**SET TASK:** Pictures should be excluded; otherwise, copy every entry exactly.

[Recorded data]

============================================================

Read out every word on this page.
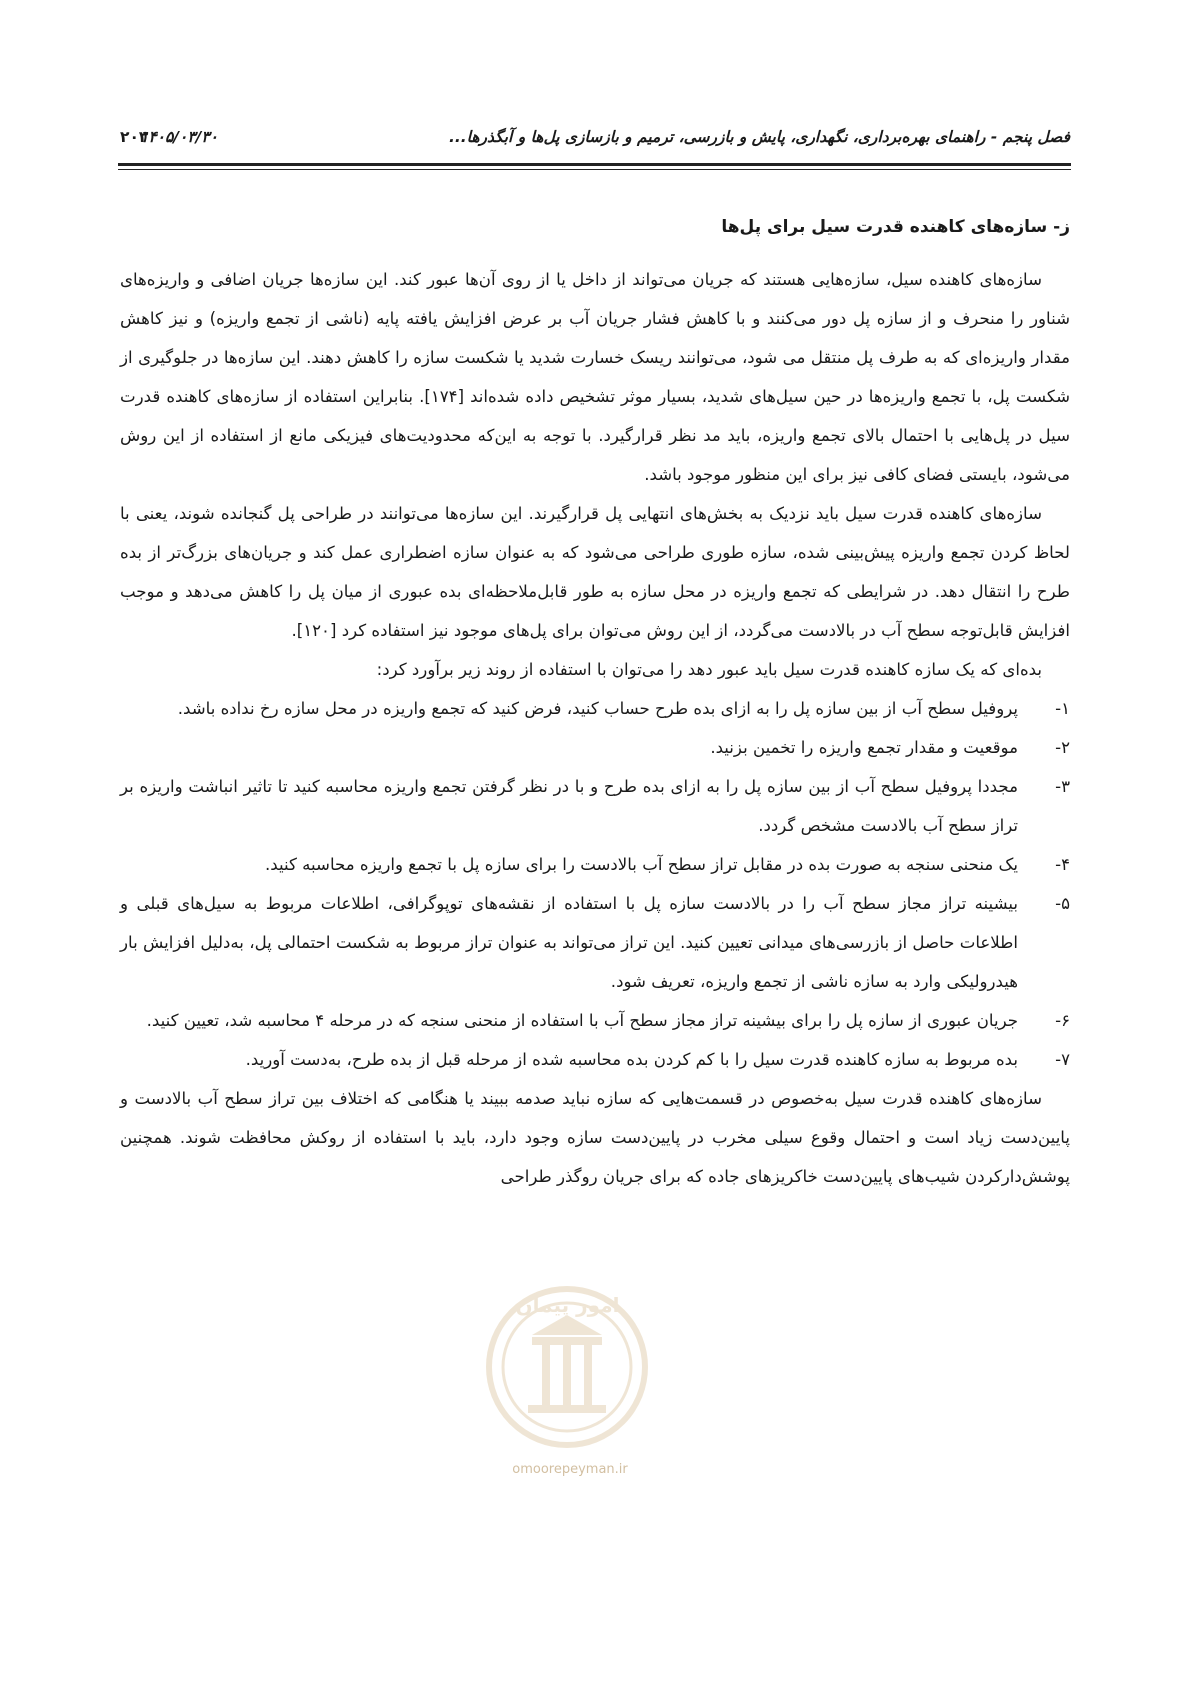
فصل پنجم - راهنمای بهره‌برداری، نگهداری، پایش و بازرسی، ترمیم و بازسازی پل‌ها و آبگذرها...
۱۴۰۵/۰۳/۳۰
۲۰۳
ز- سازه‌های کاهنده قدرت سیل برای پل‌ها

سازه‌های کاهنده سیل، سازه‌هایی هستند که جریان می‌تواند از داخل یا از روی آن‌ها عبور کند. این سازه‌ها جریان اضافی و واریزه‌های شناور را منحرف و از سازه پل دور می‌کنند و با کاهش فشار جریان آب بر عرض افزایش یافته پایه (ناشی از تجمع واریزه) و نیز کاهش مقدار واریزه‌ای که به طرف پل منتقل می شود، می‌توانند ریسک خسارت شدید یا شکست سازه را کاهش دهند. این سازه‌ها در جلوگیری از شکست پل، با تجمع واریزه‌ها در حین سیل‌های شدید، بسیار موثر تشخیص داده شده‌اند [۱۷۴]. بنابراین استفاده از سازه‌های کاهنده قدرت سیل در پل‌هایی با احتمال بالای تجمع واریزه، باید مد نظر قرارگیرد. با توجه به این‌که محدودیت‌های فیزیکی مانع از استفاده از این روش می‌شود، بایستی فضای کافی نیز برای این منظور موجود باشد.

سازه‌های کاهنده قدرت سیل باید نزدیک به بخش‌های انتهایی پل قرارگیرند. این سازه‌ها می‌توانند در طراحی پل گنجانده شوند، یعنی با لحاظ کردن تجمع واریزه پیش‌بینی شده، سازه طوری طراحی می‌شود که به عنوان سازه اضطراری عمل کند و جریان‌های بزرگ‌تر از بده طرح را انتقال دهد. در شرایطی که تجمع واریزه در محل سازه به طور قابل‌ملاحظه‌ای بده عبوری از میان پل را کاهش می‌دهد و موجب افزایش قابل‌توجه سطح آب در بالادست می‌گردد، از این روش می‌توان برای پل‌های موجود نیز استفاده کرد [۱۲۰].

بده‌ای که یک سازه کاهنده قدرت سیل باید عبور دهد را می‌توان با استفاده از روند زیر برآورد کرد:

۱-
پروفیل سطح آب از بین سازه پل را به ازای بده طرح حساب کنید، فرض کنید که تجمع واریزه در محل سازه رخ نداده باشد.
۲-
موقعیت و مقدار تجمع واریزه را تخمین بزنید.
۳-
مجددا پروفیل سطح آب از بین سازه پل را به ازای بده طرح و با در نظر گرفتن تجمع واریزه محاسبه کنید تا تاثیر انباشت واریزه بر تراز سطح آب بالادست مشخص گردد.
۴-
یک منحنی سنجه به صورت بده در مقابل تراز سطح آب بالادست را برای سازه پل با تجمع واریزه محاسبه کنید.
۵-
بیشینه تراز مجاز سطح آب را در بالادست سازه پل با استفاده از نقشه‌های توپوگرافی، اطلاعات مربوط به سیل‌های قبلی و اطلاعات حاصل از بازرسی‌های میدانی تعیین کنید. این تراز می‌تواند به عنوان تراز مربوط به شکست احتمالی پل، به‌دلیل افزایش بار هیدرولیکی وارد به سازه ناشی از تجمع واریزه، تعریف شود.
۶-
جریان عبوری از سازه پل را برای بیشینه تراز مجاز سطح آب با استفاده از منحنی سنجه که در مرحله ۴ محاسبه شد، تعیین کنید.
۷-
بده مربوط به سازه کاهنده قدرت سیل را با کم کردن بده محاسبه شده از مرحله قبل از بده طرح، به‌دست آورید.

سازه‌های کاهنده قدرت سیل به‌خصوص در قسمت‌هایی که سازه نباید صدمه ببیند یا هنگامی که اختلاف بین تراز سطح آب بالادست و پایین‌دست زیاد است و احتمال وقوع سیلی مخرب در پایین‌دست سازه وجود دارد، باید با استفاده از روکش محافظت شوند. همچنین پوشش‌دارکردن شیب‌های پایین‌دست خاکریزهای جاده که برای جریان روگذر طراحی

امور پیمان
omoorepeyman.ir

============================================================

**REPLY TO THE EXERCISE:**
Read out every word on this page.
فصل پنجم - راهنمای بهره‌برداری، نگهداری، پایش و بازرسی، ترمیم و بازسازی پل‌ها و آبگذرها...
۱۴۰۵/۰۳/۳۰
۲۰۳
ز- سازه‌های کاهنده قدرت سیل برای پل‌ها

سازه‌های کاهنده سیل، سازه‌هایی هستند که جریان می‌تواند از داخل یا از روی آن‌ها عبور کند. این سازه‌ها جریان اضافی و واریزه‌های شناور را منحرف و از سازه پل دور می‌کنند و با کاهش فشار جریان آب بر عرض افزایش یافته پایه (ناشی از تجمع واریزه) و نیز کاهش مقدار واریزه‌ای که به طرف پل منتقل می شود، می‌توانند ریسک خسارت شدید یا شکست سازه را کاهش دهند. این سازه‌ها در جلوگیری از شکست پل، با تجمع واریزه‌ها در حین سیل‌های شدید، بسیار موثر تشخیص داده شده‌اند [۱۷۴]. بنابراین استفاده از سازه‌های کاهنده قدرت سیل در پل‌هایی با احتمال بالای تجمع واریزه، باید مد نظر قرارگیرد. با توجه به این‌که محدودیت‌های فیزیکی مانع از استفاده از این روش می‌شود، بایستی فضای کافی نیز برای این منظور موجود باشد.

سازه‌های کاهنده قدرت سیل باید نزدیک به بخش‌های انتهایی پل قرارگیرند. این سازه‌ها می‌توانند در طراحی پل گنجانده شوند، یعنی با لحاظ کردن تجمع واریزه پیش‌بینی شده، سازه طوری طراحی می‌شود که به عنوان سازه اضطراری عمل کند و جریان‌های بزرگ‌تر از بده طرح را انتقال دهد. در شرایطی که تجمع واریزه در محل سازه به طور قابل‌ملاحظه‌ای بده عبوری از میان پل را کاهش می‌دهد و موجب افزایش قابل‌توجه سطح آب در بالادست می‌گردد، از این روش می‌توان برای پل‌های موجود نیز استفاده کرد [۱۲۰].

بده‌ای که یک سازه کاهنده قدرت سیل باید عبور دهد را می‌توان با استفاده از روند زیر برآورد کرد:

۱-
پروفیل سطح آب از بین سازه پل را به ازای بده طرح حساب کنید، فرض کنید که تجمع واریزه در محل سازه رخ نداده باشد.
۲-
موقعیت و مقدار تجمع واریزه را تخمین بزنید.
۳-
مجددا پروفیل سطح آب از بین سازه پل را به ازای بده طرح و با در نظر گرفتن تجمع واریزه محاسبه کنید تا تاثیر انباشت واریزه بر تراز سطح آب بالادست مشخص گردد.
۴-
یک منحنی سنجه به صورت بده در مقابل تراز سطح آب بالادست را برای سازه پل با تجمع واریزه محاسبه کنید.
۵-
بیشینه تراز مجاز سطح آب را در بالادست سازه پل با استفاده از نقشه‌های توپوگرافی، اطلاعات مربوط به سیل‌های قبلی و اطلاعات حاصل از بازرسی‌های میدانی تعیین کنید. این تراز می‌تواند به عنوان تراز مربوط به شکست احتمالی پل، به‌دلیل افزایش بار هیدرولیکی وارد به سازه ناشی از تجمع واریزه، تعریف شود.
۶-
جریان عبوری از سازه پل را برای بیشینه تراز مجاز سطح آب با استفاده از منحنی سنجه که در مرحله ۴ محاسبه شد، تعیین کنید.
۷-
بده مربوط به سازه کاهنده قدرت سیل را با کم کردن بده محاسبه شده از مرحله قبل از بده طرح، به‌دست آورید.

سازه‌های کاهنده قدرت سیل به‌خصوص در قسمت‌هایی که سازه نباید صدمه ببیند یا هنگامی که اختلاف بین تراز سطح آب بالادست و پایین‌دست زیاد است و احتمال وقوع سیلی مخرب در پایین‌دست سازه وجود دارد، باید با استفاده از روکش محافظت شوند. همچنین پوشش‌دارکردن شیب‌های پایین‌دست خاکریزهای جاده که برای جریان روگذر طراحی

امور پیمان
omoorepeyman.ir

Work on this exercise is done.